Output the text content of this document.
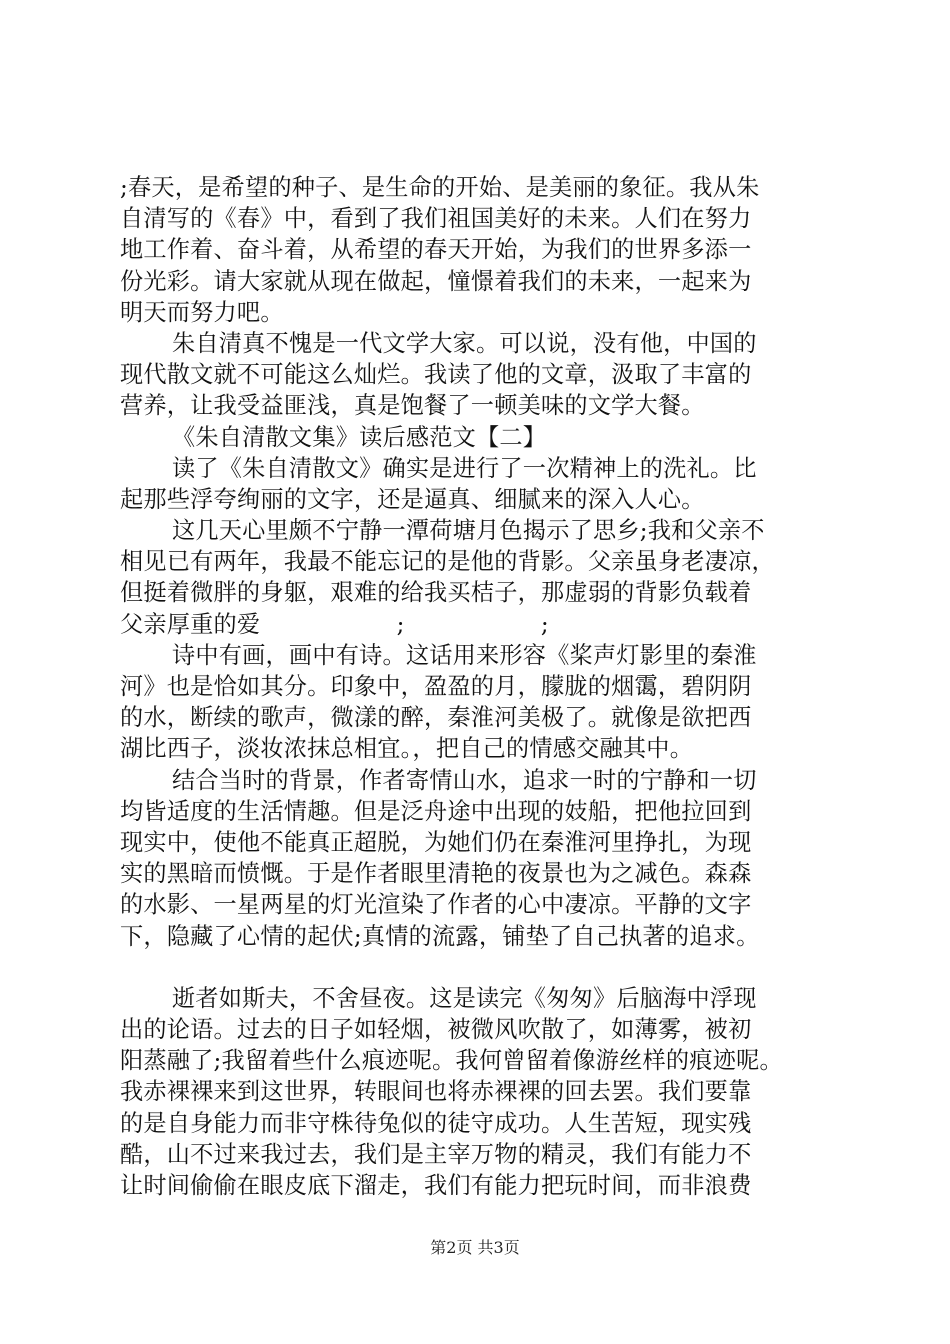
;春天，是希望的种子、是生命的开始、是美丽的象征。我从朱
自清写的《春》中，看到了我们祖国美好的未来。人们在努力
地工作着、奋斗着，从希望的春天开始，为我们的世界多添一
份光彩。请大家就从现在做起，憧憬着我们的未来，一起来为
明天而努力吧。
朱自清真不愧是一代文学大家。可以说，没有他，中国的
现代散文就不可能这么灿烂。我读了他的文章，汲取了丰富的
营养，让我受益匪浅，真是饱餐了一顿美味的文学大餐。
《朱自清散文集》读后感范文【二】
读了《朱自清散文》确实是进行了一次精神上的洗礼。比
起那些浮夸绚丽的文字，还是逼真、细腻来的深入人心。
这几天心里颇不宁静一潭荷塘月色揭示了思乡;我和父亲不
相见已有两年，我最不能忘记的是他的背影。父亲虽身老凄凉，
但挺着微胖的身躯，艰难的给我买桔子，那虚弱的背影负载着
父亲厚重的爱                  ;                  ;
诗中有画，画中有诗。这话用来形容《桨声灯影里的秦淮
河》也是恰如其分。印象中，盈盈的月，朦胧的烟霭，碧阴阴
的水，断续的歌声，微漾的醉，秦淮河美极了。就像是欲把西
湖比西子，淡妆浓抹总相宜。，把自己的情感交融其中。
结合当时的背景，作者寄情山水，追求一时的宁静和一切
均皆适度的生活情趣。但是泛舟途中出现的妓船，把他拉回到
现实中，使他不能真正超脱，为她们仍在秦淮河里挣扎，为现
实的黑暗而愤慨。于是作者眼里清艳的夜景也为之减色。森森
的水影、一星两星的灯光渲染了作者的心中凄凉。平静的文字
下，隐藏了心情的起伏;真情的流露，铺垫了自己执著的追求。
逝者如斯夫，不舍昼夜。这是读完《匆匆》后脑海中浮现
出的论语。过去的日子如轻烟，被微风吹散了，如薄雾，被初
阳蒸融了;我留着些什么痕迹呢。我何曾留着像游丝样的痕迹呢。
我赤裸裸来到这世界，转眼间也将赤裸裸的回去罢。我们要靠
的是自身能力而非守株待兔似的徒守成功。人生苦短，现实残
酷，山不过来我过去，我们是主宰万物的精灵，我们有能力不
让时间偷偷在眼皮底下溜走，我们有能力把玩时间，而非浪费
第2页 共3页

...

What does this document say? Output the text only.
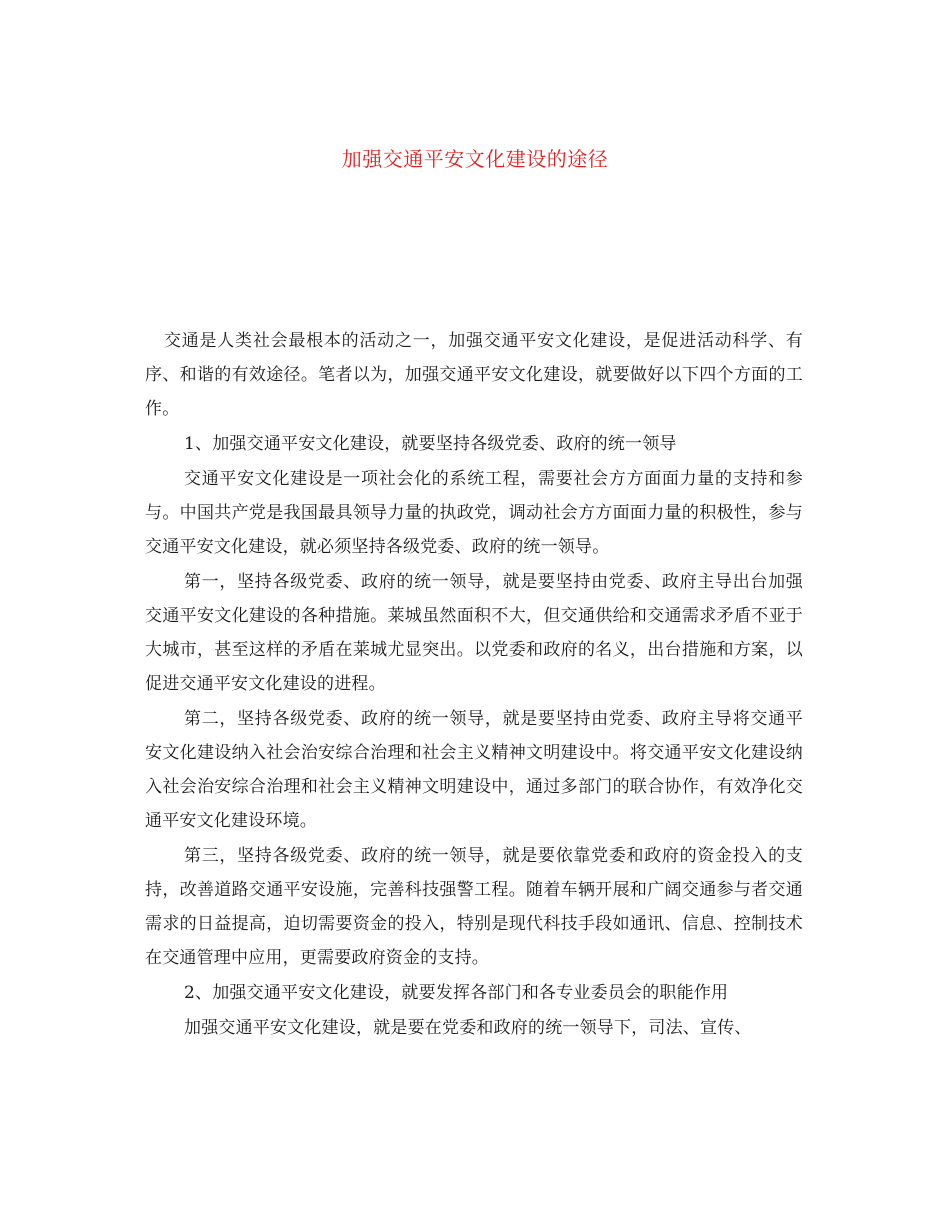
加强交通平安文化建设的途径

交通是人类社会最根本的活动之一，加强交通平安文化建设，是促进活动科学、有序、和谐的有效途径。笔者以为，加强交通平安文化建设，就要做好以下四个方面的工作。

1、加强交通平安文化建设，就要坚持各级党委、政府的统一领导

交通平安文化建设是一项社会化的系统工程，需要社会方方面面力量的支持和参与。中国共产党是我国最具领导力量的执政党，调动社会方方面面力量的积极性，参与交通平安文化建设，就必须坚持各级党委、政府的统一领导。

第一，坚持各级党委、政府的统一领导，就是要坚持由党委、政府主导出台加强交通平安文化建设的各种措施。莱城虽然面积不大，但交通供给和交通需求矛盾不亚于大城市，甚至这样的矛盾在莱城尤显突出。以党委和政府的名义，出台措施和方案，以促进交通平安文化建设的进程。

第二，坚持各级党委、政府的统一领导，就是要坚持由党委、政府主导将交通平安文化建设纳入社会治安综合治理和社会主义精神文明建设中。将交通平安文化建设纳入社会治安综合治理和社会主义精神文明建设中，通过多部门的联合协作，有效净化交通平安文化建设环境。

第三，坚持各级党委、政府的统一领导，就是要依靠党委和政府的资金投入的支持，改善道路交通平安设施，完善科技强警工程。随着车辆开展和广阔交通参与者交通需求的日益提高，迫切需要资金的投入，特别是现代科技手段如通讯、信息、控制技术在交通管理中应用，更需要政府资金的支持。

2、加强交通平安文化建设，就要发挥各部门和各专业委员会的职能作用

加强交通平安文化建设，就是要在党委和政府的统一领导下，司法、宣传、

§ Written task: Pick out, from the lines above, every one that contains the string "text".

§ Result of this exercise:
Output the text content of this document.
What does this document say? Output the text only.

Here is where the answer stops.